» **INSTRUCTION**
Starting with the line that contains "Transcribe this image's", write out each line through the end of the listing, unchanged. Output nothing else.

Stored data entries
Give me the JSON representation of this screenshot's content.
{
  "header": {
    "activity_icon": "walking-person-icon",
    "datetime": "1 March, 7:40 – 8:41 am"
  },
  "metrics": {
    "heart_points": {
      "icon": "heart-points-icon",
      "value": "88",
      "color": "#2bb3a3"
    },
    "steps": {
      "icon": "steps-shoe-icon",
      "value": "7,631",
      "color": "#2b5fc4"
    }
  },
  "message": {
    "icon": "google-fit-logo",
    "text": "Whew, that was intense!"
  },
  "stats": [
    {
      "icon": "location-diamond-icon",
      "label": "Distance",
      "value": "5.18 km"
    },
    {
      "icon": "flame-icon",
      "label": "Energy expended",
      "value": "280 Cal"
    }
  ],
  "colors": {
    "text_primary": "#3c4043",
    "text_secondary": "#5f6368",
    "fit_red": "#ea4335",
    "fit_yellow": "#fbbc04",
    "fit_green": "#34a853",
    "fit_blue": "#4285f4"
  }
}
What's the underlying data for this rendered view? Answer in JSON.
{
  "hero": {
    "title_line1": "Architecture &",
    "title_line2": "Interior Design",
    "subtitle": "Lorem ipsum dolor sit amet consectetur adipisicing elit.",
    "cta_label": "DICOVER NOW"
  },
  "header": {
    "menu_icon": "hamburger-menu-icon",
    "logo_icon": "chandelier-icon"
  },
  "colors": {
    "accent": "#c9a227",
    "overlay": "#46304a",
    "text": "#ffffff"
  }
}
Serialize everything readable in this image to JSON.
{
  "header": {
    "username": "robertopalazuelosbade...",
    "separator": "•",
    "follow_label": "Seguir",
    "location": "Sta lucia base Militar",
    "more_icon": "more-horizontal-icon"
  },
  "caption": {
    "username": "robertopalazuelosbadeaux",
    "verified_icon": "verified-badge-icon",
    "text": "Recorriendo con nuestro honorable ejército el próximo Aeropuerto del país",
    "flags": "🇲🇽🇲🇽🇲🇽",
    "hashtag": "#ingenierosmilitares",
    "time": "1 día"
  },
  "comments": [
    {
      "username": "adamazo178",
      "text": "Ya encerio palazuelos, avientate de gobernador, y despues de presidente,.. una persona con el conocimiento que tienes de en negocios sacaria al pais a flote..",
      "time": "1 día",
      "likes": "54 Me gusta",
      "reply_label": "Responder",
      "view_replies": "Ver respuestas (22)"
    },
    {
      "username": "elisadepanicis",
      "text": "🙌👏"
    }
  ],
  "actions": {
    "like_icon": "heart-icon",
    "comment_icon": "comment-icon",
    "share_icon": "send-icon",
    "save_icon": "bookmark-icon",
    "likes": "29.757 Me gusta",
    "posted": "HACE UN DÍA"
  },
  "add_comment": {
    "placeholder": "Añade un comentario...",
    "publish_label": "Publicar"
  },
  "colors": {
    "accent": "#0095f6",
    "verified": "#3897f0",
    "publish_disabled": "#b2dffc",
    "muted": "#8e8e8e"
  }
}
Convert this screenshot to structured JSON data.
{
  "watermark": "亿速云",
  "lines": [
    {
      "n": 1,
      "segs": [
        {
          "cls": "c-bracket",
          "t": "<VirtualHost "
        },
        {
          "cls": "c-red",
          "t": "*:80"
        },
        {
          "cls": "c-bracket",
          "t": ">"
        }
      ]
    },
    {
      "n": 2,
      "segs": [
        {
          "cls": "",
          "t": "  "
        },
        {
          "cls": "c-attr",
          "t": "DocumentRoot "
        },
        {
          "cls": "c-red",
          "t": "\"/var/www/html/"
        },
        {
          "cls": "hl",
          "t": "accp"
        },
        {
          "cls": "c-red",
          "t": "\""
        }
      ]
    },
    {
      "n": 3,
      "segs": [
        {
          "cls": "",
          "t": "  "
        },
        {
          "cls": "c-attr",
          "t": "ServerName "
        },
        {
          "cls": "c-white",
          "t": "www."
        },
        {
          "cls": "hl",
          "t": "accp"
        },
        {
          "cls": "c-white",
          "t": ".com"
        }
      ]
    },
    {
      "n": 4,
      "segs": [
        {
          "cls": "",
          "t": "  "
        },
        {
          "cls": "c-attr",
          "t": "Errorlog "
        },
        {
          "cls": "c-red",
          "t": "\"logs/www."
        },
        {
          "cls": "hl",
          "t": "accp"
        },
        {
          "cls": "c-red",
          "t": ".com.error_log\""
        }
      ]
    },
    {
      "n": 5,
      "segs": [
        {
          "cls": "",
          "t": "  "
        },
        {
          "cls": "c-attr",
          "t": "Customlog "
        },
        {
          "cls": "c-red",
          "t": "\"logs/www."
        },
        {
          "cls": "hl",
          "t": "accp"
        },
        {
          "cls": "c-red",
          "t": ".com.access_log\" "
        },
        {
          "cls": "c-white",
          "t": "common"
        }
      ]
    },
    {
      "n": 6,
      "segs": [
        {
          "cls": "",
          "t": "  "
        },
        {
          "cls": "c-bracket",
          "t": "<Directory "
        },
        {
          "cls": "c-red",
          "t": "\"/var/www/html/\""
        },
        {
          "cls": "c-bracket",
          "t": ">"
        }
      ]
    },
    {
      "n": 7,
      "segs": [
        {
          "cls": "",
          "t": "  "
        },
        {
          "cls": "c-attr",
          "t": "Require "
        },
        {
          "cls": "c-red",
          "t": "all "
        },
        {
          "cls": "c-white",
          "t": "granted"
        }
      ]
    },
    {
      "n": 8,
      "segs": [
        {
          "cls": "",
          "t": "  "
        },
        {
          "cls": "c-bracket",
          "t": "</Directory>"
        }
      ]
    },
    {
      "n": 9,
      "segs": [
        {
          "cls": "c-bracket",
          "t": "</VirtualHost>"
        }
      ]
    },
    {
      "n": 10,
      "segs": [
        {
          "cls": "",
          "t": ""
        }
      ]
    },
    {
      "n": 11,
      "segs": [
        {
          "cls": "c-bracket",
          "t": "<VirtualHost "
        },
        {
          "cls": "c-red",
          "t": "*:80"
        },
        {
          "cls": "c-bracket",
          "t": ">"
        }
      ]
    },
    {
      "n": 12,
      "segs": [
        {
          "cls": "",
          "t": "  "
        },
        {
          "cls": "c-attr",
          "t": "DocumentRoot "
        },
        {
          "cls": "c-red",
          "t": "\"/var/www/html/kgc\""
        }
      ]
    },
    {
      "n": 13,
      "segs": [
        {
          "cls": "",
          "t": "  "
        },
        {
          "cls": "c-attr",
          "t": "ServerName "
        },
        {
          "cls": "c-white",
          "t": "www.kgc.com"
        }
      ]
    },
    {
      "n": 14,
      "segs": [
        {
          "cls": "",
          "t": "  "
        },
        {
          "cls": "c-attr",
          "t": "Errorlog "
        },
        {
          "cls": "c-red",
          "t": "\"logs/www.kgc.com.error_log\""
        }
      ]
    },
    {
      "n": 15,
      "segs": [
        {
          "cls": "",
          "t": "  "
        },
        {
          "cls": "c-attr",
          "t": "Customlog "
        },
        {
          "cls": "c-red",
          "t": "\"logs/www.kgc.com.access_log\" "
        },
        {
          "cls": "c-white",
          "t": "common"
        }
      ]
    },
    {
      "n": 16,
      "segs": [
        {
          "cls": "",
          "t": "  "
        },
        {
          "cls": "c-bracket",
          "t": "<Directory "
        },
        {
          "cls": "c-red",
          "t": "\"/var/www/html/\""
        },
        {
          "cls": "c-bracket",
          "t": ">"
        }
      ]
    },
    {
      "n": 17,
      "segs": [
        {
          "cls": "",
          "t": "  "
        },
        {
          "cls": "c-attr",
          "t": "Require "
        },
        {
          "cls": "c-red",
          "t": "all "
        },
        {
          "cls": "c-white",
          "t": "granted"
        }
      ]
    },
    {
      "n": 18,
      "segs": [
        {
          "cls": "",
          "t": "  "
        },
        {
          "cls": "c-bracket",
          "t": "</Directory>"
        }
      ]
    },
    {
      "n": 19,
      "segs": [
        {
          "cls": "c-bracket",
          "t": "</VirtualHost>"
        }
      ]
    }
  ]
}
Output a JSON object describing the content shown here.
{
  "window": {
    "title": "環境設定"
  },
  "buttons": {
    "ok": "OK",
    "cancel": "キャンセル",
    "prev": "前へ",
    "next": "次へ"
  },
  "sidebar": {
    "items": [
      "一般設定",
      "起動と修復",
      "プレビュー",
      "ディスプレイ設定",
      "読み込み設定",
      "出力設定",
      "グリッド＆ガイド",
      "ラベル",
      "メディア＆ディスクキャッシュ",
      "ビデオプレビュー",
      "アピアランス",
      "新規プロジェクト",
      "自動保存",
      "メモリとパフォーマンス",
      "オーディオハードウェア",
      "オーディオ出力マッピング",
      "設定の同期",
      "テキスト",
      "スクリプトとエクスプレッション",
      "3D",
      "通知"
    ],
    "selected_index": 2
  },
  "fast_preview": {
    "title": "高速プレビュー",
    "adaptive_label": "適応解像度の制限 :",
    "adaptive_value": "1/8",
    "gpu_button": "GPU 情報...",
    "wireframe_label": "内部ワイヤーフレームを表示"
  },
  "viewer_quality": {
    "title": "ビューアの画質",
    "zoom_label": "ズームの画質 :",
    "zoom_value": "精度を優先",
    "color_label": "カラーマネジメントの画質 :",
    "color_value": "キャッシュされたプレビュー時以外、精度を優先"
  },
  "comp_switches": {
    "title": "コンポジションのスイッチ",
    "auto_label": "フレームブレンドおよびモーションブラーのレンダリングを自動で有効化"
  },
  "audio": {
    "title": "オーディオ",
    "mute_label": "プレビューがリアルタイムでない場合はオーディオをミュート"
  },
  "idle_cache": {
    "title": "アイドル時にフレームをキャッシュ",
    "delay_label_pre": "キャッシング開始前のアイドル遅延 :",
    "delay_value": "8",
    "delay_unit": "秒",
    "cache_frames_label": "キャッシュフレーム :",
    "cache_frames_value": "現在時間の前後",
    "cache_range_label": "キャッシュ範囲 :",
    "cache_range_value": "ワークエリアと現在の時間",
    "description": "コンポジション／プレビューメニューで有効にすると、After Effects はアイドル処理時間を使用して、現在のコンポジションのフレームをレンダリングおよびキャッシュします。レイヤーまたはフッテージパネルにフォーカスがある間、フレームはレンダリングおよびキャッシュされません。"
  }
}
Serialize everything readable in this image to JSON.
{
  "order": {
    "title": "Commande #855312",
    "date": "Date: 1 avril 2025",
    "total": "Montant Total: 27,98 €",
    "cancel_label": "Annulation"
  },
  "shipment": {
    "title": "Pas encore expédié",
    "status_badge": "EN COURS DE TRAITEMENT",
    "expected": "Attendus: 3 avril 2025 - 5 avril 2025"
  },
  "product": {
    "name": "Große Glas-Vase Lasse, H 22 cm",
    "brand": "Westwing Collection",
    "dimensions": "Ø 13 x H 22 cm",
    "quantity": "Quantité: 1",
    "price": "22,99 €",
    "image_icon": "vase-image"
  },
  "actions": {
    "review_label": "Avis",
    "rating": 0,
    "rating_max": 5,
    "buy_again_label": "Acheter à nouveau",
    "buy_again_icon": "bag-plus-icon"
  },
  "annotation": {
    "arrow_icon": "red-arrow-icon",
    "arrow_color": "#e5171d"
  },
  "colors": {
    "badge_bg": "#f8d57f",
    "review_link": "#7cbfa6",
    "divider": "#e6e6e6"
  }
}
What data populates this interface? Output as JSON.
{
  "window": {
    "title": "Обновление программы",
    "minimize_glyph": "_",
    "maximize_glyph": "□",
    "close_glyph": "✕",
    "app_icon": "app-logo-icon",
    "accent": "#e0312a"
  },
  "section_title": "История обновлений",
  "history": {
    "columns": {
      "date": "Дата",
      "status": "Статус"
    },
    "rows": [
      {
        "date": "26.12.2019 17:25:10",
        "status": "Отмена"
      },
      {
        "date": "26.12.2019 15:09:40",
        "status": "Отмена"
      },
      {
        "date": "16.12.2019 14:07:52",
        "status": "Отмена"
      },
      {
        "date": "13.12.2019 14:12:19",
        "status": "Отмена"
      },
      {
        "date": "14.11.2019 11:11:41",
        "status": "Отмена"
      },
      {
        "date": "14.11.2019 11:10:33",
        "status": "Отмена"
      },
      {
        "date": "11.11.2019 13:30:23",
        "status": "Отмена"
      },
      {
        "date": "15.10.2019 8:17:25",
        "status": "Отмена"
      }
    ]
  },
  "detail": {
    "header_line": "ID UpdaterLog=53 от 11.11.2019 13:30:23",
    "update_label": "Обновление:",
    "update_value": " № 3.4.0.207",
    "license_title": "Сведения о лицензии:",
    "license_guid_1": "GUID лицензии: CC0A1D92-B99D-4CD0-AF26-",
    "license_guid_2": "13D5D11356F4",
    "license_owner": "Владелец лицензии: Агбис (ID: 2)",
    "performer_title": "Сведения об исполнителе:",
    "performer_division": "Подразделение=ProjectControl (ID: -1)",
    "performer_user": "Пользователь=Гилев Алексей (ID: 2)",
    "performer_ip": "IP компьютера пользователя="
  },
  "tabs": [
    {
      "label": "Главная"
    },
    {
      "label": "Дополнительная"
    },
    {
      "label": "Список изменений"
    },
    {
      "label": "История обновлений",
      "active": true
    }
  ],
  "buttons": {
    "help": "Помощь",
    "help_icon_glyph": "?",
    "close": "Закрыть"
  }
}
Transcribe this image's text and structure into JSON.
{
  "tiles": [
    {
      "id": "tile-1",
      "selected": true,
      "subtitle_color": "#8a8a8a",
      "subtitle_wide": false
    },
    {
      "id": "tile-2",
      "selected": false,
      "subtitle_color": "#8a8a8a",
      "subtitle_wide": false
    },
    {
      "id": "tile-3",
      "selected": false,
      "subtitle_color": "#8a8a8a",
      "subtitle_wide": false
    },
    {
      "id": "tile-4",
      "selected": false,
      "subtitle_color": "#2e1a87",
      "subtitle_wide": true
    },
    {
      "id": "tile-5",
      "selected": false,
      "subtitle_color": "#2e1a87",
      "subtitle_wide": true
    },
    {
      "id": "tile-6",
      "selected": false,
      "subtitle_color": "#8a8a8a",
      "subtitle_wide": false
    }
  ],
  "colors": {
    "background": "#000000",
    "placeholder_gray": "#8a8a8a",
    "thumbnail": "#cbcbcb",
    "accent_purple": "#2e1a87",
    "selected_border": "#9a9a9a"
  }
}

» **THE REPLY**
Transcribe this image's text and structure into JSON.
{
  "tiles": [
    {
      "id": "tile-1",
      "selected": true,
      "subtitle_color": "#8a8a8a",
      "subtitle_wide": false
    },
    {
      "id": "tile-2",
      "selected": false,
      "subtitle_color": "#8a8a8a",
      "subtitle_wide": false
    },
    {
      "id": "tile-3",
      "selected": false,
      "subtitle_color": "#8a8a8a",
      "subtitle_wide": false
    },
    {
      "id": "tile-4",
      "selected": false,
      "subtitle_color": "#2e1a87",
      "subtitle_wide": true
    },
    {
      "id": "tile-5",
      "selected": false,
      "subtitle_color": "#2e1a87",
      "subtitle_wide": true
    },
    {
      "id": "tile-6",
      "selected": false,
      "subtitle_color": "#8a8a8a",
      "subtitle_wide": false
    }
  ],
  "colors": {
    "background": "#000000",
    "placeholder_gray": "#8a8a8a",
    "thumbnail": "#cbcbcb",
    "accent_purple": "#2e1a87",
    "selected_border": "#9a9a9a"
  }
}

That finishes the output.